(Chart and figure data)
_ _ _

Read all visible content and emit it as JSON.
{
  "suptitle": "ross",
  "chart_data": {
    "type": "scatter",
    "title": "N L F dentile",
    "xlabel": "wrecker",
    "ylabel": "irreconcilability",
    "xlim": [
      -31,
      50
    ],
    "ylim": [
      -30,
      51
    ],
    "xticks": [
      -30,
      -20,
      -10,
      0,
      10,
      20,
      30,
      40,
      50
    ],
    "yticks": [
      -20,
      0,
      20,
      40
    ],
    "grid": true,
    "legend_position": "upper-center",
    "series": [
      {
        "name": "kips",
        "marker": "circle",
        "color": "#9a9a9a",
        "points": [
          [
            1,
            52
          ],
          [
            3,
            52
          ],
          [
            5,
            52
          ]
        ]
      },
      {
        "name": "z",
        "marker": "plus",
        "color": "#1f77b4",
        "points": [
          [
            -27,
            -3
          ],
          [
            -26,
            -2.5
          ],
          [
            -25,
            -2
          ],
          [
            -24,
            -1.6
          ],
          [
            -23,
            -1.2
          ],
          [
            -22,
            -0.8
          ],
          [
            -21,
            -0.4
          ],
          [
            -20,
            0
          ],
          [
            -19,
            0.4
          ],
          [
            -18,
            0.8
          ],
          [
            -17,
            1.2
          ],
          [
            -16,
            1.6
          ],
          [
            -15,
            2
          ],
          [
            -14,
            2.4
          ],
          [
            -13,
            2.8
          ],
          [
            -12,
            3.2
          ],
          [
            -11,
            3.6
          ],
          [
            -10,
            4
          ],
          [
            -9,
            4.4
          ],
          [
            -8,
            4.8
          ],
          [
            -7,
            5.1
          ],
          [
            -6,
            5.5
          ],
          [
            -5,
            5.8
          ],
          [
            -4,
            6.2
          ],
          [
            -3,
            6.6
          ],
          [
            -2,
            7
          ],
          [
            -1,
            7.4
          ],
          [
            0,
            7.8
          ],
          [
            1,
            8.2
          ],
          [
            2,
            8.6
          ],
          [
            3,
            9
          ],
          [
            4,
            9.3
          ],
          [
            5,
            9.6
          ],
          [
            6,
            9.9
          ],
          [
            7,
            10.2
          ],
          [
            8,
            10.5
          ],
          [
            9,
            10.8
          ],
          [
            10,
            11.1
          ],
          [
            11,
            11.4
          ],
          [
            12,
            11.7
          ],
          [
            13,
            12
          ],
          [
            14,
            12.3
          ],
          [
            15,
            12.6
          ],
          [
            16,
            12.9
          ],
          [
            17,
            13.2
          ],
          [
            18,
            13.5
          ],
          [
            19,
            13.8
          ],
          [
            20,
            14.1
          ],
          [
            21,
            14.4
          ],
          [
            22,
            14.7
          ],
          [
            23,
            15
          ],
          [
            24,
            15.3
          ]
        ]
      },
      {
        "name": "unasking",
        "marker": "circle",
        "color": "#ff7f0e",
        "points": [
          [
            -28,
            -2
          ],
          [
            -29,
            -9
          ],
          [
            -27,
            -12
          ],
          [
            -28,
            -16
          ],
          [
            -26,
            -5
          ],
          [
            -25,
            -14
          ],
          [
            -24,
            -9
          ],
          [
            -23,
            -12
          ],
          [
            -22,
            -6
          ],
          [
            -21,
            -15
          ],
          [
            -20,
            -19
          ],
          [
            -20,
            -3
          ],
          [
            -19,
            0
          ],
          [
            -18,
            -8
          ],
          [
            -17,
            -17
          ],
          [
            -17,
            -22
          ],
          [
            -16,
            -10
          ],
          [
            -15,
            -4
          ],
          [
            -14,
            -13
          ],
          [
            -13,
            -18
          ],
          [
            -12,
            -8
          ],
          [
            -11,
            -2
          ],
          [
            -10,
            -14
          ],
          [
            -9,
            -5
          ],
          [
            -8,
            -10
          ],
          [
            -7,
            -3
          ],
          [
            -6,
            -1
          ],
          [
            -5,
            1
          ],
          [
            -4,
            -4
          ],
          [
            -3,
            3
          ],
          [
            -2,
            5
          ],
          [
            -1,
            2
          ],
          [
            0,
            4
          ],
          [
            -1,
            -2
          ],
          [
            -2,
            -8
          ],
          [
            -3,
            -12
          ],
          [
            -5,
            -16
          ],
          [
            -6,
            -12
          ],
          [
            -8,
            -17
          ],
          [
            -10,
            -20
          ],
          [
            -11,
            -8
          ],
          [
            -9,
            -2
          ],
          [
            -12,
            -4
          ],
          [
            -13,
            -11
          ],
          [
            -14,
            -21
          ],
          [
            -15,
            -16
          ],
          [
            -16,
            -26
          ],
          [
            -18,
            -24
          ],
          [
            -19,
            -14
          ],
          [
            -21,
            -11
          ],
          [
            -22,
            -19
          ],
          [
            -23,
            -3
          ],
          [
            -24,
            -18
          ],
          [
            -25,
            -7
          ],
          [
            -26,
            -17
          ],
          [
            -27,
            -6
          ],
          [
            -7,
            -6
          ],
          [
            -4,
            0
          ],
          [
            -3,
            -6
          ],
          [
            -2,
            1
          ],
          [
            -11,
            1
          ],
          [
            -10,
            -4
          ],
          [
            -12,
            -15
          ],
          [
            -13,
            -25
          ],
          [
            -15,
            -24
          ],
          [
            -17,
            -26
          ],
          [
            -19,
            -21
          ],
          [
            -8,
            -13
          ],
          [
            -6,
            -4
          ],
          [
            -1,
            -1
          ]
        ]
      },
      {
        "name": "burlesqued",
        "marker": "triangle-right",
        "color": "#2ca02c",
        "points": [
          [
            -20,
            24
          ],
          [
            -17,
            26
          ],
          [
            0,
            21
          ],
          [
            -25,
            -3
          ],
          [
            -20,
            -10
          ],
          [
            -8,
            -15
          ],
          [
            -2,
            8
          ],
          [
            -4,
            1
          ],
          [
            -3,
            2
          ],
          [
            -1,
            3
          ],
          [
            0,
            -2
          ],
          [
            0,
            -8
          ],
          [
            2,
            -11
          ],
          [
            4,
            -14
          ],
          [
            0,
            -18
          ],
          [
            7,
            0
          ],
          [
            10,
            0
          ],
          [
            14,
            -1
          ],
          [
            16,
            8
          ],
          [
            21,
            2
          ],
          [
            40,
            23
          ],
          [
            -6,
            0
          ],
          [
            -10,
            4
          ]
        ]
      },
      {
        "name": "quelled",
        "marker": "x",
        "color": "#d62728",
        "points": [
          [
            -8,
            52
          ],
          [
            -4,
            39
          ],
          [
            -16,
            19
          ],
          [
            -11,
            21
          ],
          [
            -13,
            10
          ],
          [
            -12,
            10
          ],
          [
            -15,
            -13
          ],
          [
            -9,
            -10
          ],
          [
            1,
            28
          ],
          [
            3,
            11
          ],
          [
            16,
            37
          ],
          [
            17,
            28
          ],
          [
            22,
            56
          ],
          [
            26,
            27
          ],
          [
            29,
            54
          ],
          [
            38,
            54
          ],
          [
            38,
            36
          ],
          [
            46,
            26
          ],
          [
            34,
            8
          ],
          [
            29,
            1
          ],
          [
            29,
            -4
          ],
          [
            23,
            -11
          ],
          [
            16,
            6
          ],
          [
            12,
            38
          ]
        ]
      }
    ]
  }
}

_ _ _

What you will do
Identify the lines above that contain the word "color", then copy them.

Final result
        "color": "#9a9a9a",
        "color": "#1f77b4",
        "color": "#ff7f0e",
        "color": "#2ca02c",
        "color": "#d62728",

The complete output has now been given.